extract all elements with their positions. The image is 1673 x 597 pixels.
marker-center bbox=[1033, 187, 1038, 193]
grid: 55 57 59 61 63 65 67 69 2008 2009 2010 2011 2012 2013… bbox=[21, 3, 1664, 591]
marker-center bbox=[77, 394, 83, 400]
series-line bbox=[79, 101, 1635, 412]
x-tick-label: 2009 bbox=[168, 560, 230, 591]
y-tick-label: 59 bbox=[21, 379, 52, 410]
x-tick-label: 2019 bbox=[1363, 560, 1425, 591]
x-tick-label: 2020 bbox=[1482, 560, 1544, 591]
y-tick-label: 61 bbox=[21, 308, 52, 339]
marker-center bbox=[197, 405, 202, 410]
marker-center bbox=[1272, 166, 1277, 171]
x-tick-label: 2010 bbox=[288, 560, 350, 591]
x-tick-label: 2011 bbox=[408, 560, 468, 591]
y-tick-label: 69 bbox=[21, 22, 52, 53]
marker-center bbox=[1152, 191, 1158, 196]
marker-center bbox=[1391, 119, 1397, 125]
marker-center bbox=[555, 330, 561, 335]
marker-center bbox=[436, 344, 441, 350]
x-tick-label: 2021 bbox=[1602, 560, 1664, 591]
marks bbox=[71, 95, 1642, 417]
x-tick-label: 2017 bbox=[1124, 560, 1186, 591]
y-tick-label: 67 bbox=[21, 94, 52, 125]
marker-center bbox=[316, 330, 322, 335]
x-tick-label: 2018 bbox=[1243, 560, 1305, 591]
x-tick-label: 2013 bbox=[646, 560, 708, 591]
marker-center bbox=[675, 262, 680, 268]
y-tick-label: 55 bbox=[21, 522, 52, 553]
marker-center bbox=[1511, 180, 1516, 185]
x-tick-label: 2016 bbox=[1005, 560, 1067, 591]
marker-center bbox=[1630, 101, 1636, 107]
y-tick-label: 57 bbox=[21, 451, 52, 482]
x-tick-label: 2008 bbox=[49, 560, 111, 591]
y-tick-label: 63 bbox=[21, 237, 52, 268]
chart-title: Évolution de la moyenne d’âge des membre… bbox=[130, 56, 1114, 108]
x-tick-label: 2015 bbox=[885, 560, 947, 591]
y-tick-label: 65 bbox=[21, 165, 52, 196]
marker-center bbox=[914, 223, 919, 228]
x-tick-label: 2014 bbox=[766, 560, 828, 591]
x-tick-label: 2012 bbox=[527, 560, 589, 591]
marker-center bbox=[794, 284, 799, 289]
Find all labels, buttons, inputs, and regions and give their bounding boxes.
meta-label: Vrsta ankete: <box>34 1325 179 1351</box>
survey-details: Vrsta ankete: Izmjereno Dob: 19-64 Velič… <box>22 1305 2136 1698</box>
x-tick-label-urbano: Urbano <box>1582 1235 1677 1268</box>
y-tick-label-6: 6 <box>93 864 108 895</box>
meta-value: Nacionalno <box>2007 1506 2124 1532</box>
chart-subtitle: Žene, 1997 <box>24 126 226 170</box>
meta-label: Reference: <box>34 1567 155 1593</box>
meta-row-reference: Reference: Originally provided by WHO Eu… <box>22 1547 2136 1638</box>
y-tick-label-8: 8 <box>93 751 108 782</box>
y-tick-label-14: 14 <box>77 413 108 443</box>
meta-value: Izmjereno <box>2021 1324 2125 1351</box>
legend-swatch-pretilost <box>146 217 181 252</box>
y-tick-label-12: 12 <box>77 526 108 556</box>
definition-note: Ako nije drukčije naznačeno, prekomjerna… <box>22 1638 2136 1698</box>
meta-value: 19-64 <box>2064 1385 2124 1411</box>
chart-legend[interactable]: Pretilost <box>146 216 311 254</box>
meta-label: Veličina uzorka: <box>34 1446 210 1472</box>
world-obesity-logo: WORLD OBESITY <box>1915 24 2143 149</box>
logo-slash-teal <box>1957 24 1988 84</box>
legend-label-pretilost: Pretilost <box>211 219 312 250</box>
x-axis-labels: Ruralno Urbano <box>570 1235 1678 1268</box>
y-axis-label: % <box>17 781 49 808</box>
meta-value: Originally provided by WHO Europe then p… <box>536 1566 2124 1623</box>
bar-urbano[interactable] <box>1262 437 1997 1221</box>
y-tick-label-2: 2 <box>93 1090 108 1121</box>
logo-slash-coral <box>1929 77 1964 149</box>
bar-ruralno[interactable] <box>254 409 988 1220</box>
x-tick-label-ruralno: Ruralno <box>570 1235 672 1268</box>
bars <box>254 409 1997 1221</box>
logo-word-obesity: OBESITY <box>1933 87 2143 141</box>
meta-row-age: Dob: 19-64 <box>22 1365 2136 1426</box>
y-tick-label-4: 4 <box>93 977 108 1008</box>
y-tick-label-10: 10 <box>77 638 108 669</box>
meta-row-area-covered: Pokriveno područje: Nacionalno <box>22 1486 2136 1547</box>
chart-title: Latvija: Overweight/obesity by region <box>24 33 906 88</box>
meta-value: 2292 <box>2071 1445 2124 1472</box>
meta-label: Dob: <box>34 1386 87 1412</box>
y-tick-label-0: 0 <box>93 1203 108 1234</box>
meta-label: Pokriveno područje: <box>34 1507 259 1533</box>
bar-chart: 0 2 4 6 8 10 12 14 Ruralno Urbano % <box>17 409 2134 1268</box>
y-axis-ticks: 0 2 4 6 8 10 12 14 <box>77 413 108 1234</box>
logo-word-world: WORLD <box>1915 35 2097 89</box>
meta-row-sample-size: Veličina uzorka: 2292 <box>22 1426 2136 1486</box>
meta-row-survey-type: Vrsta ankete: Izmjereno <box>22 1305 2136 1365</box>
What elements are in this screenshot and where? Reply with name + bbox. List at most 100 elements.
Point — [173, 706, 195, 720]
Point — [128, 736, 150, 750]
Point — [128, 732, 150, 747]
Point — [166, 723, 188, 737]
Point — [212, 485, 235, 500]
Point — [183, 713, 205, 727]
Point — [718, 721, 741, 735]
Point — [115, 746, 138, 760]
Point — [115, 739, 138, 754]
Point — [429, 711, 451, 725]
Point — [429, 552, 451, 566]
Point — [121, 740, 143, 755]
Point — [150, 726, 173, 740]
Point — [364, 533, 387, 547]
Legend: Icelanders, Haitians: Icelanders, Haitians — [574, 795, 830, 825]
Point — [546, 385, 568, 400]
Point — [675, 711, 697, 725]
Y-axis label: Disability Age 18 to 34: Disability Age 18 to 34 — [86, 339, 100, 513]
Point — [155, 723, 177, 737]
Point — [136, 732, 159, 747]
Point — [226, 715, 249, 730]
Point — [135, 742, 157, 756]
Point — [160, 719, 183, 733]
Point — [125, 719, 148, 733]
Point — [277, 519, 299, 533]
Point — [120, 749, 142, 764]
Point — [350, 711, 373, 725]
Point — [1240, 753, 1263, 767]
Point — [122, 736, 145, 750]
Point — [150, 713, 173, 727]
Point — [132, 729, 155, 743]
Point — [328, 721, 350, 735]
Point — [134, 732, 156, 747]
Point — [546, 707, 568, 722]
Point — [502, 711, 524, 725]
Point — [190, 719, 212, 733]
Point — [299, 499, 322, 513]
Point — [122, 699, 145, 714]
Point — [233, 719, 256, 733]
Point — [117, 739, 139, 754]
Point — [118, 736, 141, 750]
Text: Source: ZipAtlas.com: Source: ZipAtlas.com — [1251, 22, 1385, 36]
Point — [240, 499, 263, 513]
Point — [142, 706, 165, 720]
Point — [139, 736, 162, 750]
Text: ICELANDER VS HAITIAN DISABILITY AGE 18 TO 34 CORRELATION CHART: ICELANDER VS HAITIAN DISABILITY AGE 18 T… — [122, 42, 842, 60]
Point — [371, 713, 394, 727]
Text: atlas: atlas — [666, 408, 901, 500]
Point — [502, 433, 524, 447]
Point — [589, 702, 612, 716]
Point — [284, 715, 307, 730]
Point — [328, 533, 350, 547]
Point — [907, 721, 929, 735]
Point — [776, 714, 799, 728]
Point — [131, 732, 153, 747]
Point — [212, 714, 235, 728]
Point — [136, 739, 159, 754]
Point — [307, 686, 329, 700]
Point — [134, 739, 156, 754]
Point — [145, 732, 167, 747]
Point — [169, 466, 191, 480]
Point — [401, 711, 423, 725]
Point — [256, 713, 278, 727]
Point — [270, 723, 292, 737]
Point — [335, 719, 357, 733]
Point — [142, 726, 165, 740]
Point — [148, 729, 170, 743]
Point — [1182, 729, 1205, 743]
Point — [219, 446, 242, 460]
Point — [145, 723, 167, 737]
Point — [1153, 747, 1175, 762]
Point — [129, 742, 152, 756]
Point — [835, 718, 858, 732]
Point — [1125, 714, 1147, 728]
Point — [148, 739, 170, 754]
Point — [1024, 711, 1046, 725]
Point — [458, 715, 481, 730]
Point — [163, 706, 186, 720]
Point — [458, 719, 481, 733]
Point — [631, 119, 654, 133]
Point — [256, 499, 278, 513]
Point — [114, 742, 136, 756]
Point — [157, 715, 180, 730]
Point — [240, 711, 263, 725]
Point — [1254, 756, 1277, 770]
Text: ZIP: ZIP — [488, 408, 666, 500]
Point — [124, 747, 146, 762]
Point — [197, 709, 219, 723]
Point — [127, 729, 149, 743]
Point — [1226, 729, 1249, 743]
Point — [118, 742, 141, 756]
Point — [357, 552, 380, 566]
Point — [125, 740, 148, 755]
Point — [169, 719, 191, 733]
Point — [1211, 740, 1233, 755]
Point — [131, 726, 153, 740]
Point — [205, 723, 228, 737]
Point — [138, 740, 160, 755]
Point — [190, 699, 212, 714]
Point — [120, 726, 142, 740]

-- What the task asks --
Copy the records word for word, from the first line down to and including the line containing "x-tick-label: 2009 bbox=[168, 560, 230, 591]".

-- Exercise result --
extract all elements with their positions. The image is 1673 x 597 pixels.
marker-center bbox=[1033, 187, 1038, 193]
grid: 55 57 59 61 63 65 67 69 2008 2009 2010 2011 2012 2013… bbox=[21, 3, 1664, 591]
marker-center bbox=[77, 394, 83, 400]
series-line bbox=[79, 101, 1635, 412]
x-tick-label: 2009 bbox=[168, 560, 230, 591]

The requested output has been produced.